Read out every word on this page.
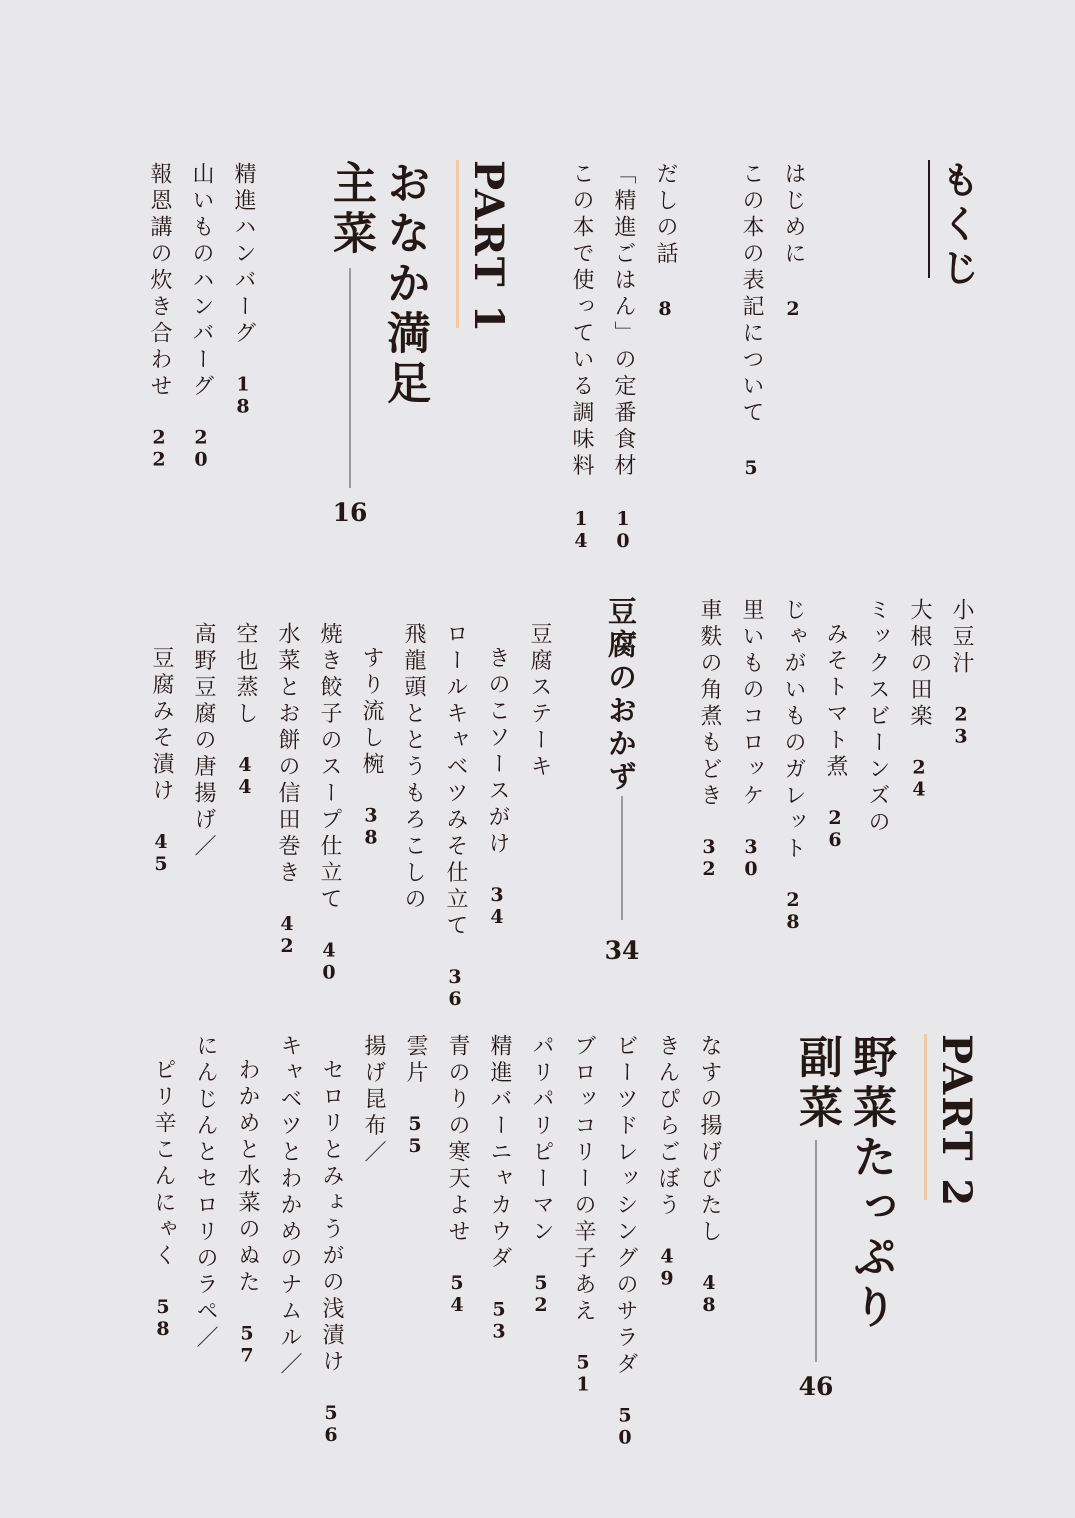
もくじ
はじめに2
この本の表記について5
だしの話8
「精進ごはん」の定番食材10
この本で使っている調味料14
PART 1
おなか満足
主菜
16
精進ハンバーグ18
山いものハンバーグ20
報恩講の炊き合わせ22
小豆汁23
大根の田楽24
ミックスビーンズの
みそトマト煮26
じゃがいものガレット28
里いものコロッケ30
車麩の角煮もどき32
豆腐のおかず
34
豆腐ステーキ
きのこソースがけ34
ロールキャベツみそ仕立て36
飛龍頭ととうもろこしの
すり流し椀38
焼き餃子のスープ仕立て40
水菜とお餅の信田巻き42
空也蒸し44
高野豆腐の唐揚げ／
豆腐みそ漬け45
PART 2
野菜たっぷり
副菜
46
なすの揚げびたし48
きんぴらごぼう49
ビーツドレッシングのサラダ50
ブロッコリーの辛子あえ51
パリパリピーマン52
精進バーニャカウダ53
青のりの寒天よせ54
雲片55
揚げ昆布／
セロリとみょうがの浅漬け56
キャベツとわかめのナムル／
わかめと水菜のぬた57
にんじんとセロリのラペ／
ピリ辛こんにゃく58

* What needs to be done: Reproduce the full listing above verbatim, with no pictures included.

* Answer to this exercise:
Read out every word on this page.
もくじ
はじめに2
この本の表記について5
だしの話8
「精進ごはん」の定番食材10
この本で使っている調味料14
PART 1
おなか満足
主菜
16
精進ハンバーグ18
山いものハンバーグ20
報恩講の炊き合わせ22
小豆汁23
大根の田楽24
ミックスビーンズの
みそトマト煮26
じゃがいものガレット28
里いものコロッケ30
車麩の角煮もどき32
豆腐のおかず
34
豆腐ステーキ
きのこソースがけ34
ロールキャベツみそ仕立て36
飛龍頭ととうもろこしの
すり流し椀38
焼き餃子のスープ仕立て40
水菜とお餅の信田巻き42
空也蒸し44
高野豆腐の唐揚げ／
豆腐みそ漬け45
PART 2
野菜たっぷり
副菜
46
なすの揚げびたし48
きんぴらごぼう49
ビーツドレッシングのサラダ50
ブロッコリーの辛子あえ51
パリパリピーマン52
精進バーニャカウダ53
青のりの寒天よせ54
雲片55
揚げ昆布／
セロリとみょうがの浅漬け56
キャベツとわかめのナムル／
わかめと水菜のぬた57
にんじんとセロリのラペ／
ピリ辛こんにゃく58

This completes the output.